Reproduce the following material exactly, including every line.

▶ [Records for processing]
● ● ●
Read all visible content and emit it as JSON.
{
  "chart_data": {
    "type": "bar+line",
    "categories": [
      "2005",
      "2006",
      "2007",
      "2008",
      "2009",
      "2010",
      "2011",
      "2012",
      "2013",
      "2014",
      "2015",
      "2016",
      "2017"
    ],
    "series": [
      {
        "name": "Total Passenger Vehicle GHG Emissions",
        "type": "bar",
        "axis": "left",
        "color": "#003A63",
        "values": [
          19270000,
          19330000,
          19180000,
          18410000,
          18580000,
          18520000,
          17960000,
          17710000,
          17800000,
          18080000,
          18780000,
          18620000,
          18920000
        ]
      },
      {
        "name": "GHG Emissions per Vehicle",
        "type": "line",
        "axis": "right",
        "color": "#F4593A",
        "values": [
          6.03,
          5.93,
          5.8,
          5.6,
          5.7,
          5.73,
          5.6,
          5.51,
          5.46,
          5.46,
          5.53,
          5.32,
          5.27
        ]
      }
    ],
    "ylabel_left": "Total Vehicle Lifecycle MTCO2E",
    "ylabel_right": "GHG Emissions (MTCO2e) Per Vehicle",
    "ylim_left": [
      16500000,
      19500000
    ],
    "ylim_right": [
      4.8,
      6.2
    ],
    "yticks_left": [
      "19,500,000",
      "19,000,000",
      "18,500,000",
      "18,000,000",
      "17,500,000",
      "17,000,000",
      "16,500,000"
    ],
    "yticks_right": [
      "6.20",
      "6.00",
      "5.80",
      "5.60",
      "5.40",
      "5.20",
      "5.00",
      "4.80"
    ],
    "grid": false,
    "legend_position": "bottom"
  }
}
● ● ●
▶ [Written response]
Read all visible content and emit it as JSON.
{
  "chart_data": {
    "type": "bar+line",
    "categories": [
      "2005",
      "2006",
      "2007",
      "2008",
      "2009",
      "2010",
      "2011",
      "2012",
      "2013",
      "2014",
      "2015",
      "2016",
      "2017"
    ],
    "series": [
      {
        "name": "Total Passenger Vehicle GHG Emissions",
        "type": "bar",
        "axis": "left",
        "color": "#003A63",
        "values": [
          19270000,
          19330000,
          19180000,
          18410000,
          18580000,
          18520000,
          17960000,
          17710000,
          17800000,
          18080000,
          18780000,
          18620000,
          18920000
        ]
      },
      {
        "name": "GHG Emissions per Vehicle",
        "type": "line",
        "axis": "right",
        "color": "#F4593A",
        "values": [
          6.03,
          5.93,
          5.8,
          5.6,
          5.7,
          5.73,
          5.6,
          5.51,
          5.46,
          5.46,
          5.53,
          5.32,
          5.27
        ]
      }
    ],
    "ylabel_left": "Total Vehicle Lifecycle MTCO2E",
    "ylabel_right": "GHG Emissions (MTCO2e) Per Vehicle",
    "ylim_left": [
      16500000,
      19500000
    ],
    "ylim_right": [
      4.8,
      6.2
    ],
    "yticks_left": [
      "19,500,000",
      "19,000,000",
      "18,500,000",
      "18,000,000",
      "17,500,000",
      "17,000,000",
      "16,500,000"
    ],
    "yticks_right": [
      "6.20",
      "6.00",
      "5.80",
      "5.60",
      "5.40",
      "5.20",
      "5.00",
      "4.80"
    ],
    "grid": false,
    "legend_position": "bottom"
  }
}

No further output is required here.